* [Task]:
Which lines of the entries contain the word "conclusion"? Please list them.

━━━━━━━━

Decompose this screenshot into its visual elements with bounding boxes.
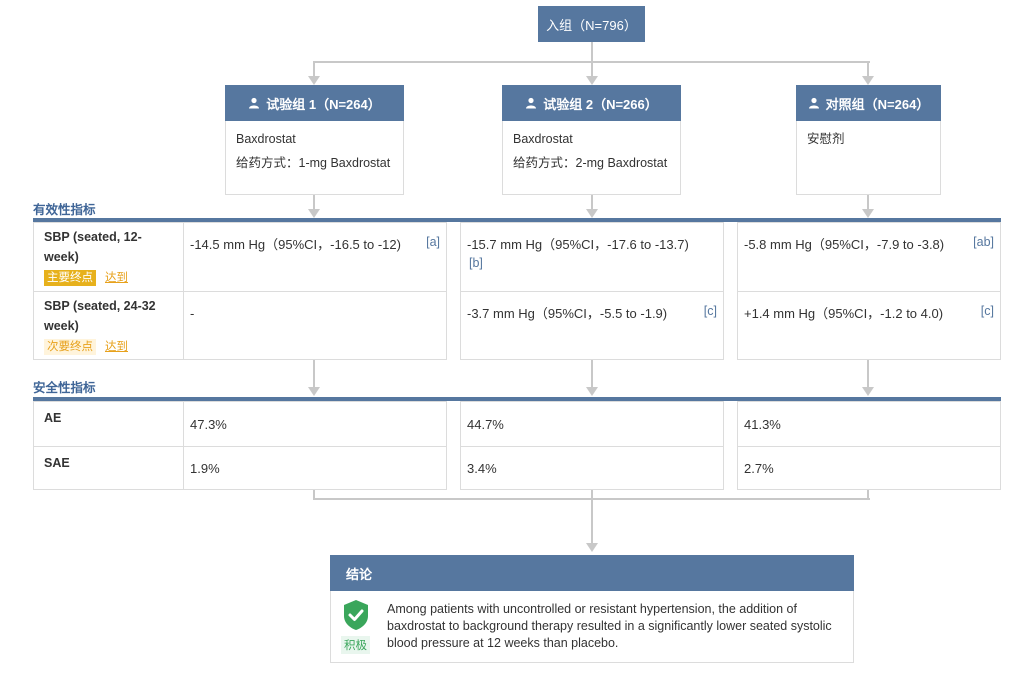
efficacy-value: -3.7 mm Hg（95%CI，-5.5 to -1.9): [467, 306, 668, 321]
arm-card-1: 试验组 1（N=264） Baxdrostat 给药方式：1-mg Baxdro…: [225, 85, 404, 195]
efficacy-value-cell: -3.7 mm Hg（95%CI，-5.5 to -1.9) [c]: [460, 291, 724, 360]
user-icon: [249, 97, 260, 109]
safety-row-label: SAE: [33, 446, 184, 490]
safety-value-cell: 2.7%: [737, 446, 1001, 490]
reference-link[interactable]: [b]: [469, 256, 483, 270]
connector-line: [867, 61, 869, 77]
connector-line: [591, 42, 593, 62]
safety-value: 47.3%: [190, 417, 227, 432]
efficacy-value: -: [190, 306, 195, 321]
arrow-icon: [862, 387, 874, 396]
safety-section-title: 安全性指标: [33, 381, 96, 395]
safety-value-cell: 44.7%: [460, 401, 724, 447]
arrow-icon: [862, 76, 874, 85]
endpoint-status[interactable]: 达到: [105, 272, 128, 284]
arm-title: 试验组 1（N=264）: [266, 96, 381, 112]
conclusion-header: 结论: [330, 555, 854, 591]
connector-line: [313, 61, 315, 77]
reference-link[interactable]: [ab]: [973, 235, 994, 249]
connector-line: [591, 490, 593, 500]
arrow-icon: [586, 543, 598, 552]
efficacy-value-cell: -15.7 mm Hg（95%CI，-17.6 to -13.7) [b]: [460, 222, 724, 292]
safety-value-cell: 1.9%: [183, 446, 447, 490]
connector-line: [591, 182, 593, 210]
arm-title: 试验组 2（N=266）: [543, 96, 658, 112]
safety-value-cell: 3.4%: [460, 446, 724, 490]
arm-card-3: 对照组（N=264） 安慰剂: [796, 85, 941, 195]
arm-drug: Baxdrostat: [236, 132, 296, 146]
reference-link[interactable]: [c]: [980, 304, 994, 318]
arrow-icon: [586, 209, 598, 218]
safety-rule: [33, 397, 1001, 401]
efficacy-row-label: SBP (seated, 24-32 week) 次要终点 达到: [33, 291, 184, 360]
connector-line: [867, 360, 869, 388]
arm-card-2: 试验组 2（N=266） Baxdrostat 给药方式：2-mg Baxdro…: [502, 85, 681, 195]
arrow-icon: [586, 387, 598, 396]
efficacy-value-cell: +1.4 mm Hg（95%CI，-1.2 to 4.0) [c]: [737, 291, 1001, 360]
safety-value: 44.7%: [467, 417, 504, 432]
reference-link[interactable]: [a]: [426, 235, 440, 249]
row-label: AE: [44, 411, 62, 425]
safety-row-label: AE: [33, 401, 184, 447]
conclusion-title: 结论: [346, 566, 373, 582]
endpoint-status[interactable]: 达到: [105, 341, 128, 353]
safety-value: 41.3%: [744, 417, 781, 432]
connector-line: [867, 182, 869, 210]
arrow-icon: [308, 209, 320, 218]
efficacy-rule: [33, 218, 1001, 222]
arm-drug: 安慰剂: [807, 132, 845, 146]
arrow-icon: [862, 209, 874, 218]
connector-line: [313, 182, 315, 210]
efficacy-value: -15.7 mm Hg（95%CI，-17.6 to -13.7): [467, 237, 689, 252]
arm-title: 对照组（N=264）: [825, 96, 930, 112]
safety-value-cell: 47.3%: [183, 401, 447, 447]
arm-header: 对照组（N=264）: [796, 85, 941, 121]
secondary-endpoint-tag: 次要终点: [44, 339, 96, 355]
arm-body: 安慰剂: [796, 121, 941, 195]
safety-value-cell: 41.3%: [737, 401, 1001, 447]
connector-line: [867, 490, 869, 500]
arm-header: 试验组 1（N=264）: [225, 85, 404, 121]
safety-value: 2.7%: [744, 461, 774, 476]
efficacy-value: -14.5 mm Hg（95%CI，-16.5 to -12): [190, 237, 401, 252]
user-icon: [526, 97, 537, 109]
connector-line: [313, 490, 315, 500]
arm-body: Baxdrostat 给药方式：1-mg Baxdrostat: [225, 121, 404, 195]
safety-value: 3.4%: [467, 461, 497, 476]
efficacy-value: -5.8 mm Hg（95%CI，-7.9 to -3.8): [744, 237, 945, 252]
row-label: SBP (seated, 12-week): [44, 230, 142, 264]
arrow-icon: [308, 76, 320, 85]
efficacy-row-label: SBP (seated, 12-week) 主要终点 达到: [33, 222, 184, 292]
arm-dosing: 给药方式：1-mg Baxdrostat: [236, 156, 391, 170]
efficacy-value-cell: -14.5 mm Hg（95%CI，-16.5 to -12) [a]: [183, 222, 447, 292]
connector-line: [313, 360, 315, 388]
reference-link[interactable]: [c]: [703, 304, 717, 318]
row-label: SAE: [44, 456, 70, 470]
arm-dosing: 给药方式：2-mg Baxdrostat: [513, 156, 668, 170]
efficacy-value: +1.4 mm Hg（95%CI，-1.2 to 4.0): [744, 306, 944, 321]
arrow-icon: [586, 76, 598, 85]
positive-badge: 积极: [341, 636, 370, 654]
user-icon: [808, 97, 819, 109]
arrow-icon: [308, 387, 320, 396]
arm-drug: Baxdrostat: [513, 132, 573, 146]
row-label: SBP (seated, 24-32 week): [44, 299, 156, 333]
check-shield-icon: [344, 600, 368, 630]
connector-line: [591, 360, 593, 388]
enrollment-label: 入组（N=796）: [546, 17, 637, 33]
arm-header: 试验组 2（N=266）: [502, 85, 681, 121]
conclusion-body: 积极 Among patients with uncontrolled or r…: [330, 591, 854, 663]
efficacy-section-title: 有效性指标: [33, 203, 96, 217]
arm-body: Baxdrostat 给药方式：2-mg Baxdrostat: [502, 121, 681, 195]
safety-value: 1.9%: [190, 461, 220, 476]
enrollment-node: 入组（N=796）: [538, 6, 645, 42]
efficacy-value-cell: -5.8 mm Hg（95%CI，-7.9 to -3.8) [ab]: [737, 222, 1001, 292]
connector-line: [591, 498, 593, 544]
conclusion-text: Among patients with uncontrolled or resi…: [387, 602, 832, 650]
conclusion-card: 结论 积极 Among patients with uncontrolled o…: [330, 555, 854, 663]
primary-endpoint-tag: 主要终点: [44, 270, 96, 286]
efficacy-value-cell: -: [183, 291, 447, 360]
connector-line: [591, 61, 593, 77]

━━━━━━━━

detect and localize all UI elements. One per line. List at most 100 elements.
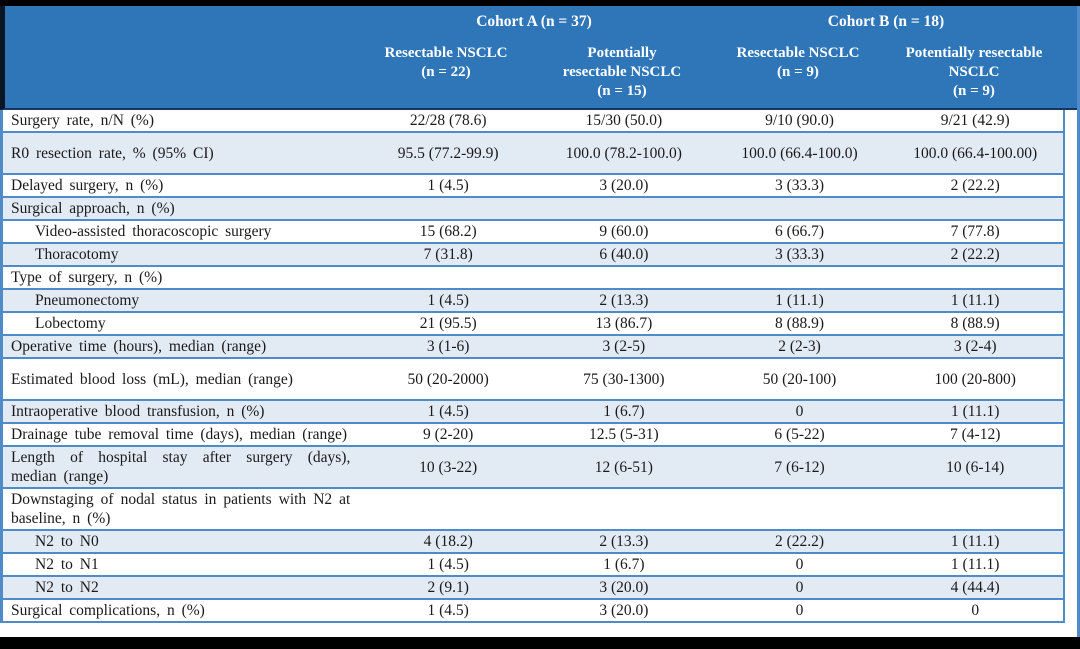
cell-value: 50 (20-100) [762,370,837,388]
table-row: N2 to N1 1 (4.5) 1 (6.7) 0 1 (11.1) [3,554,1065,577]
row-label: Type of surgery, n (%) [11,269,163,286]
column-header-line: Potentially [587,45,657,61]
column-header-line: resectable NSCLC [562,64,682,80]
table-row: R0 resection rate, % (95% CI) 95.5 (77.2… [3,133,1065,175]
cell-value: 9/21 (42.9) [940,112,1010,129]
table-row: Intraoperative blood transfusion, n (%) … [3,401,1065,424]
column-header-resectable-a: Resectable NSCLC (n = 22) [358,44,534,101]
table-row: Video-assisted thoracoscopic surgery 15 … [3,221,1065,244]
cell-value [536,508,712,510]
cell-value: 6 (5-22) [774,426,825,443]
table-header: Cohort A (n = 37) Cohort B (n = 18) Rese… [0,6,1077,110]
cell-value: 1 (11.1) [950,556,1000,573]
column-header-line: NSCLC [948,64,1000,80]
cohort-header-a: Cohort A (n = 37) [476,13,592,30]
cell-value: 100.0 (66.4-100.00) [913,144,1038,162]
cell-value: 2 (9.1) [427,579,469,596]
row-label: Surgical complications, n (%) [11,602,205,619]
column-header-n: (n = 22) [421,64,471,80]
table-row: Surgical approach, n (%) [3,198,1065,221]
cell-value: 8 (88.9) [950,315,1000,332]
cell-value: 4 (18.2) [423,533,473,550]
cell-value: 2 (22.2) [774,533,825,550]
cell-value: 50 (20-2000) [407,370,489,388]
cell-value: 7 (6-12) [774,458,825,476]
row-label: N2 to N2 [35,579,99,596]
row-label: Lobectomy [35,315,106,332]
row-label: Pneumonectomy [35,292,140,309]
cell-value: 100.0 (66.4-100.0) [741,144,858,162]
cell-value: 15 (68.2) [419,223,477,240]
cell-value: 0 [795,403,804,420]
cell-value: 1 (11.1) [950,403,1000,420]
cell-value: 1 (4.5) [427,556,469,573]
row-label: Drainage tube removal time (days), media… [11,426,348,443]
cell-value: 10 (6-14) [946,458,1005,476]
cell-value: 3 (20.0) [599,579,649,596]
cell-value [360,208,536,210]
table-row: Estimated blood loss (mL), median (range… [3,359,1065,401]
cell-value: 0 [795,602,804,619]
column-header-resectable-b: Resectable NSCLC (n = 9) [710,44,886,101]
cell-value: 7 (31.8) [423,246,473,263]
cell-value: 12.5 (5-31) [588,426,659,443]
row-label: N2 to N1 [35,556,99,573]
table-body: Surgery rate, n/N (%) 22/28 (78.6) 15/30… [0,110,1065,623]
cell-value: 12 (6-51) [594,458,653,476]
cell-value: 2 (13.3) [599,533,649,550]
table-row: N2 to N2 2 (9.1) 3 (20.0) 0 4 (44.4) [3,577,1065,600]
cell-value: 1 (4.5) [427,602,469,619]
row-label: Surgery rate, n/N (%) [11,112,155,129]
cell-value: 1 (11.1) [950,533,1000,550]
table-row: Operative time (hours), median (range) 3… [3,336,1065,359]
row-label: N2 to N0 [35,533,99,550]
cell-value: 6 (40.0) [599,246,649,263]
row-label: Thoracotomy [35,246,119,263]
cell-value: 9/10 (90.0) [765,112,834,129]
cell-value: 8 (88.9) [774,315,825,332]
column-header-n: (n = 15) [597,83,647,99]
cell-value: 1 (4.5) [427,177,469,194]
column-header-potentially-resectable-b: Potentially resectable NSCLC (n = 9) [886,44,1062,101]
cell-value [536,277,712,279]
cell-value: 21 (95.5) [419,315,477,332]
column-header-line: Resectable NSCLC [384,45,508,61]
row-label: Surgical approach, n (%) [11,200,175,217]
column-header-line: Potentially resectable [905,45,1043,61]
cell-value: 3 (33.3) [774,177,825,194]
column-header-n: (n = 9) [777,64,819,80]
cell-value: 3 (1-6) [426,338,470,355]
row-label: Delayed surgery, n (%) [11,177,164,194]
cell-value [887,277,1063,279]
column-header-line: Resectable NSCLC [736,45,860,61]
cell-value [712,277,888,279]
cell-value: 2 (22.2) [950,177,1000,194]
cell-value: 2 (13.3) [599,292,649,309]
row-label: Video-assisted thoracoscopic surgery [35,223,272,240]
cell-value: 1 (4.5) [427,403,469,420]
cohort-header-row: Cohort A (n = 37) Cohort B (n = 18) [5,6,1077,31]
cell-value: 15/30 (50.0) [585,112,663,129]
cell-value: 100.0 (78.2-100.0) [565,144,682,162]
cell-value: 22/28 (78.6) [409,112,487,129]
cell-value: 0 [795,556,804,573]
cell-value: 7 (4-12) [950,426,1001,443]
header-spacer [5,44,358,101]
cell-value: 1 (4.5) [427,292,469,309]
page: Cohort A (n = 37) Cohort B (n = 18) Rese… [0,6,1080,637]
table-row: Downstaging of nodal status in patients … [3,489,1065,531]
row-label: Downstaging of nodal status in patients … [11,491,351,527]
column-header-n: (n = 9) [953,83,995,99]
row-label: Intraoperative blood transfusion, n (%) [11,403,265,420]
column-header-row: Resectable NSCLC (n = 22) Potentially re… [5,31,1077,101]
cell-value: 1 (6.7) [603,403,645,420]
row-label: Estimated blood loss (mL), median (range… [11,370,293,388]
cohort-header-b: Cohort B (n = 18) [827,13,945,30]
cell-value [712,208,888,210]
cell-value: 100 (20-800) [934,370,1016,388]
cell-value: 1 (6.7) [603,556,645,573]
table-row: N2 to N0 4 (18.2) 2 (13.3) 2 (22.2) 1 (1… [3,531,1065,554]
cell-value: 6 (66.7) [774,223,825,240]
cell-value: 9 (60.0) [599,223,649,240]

━━━━━━━━

* [Answer box]:
conclusion-header: 结论: [330, 555, 854, 591]
conclusion-title: 结论: [346, 566, 373, 582]
conclusion-body: 积极 Among patients with uncontrolled or r…: [330, 591, 854, 663]
conclusion-text: Among patients with uncontrolled or resi…: [387, 602, 832, 650]
conclusion-card: 结论 积极 Among patients with uncontrolled o…: [330, 555, 854, 663]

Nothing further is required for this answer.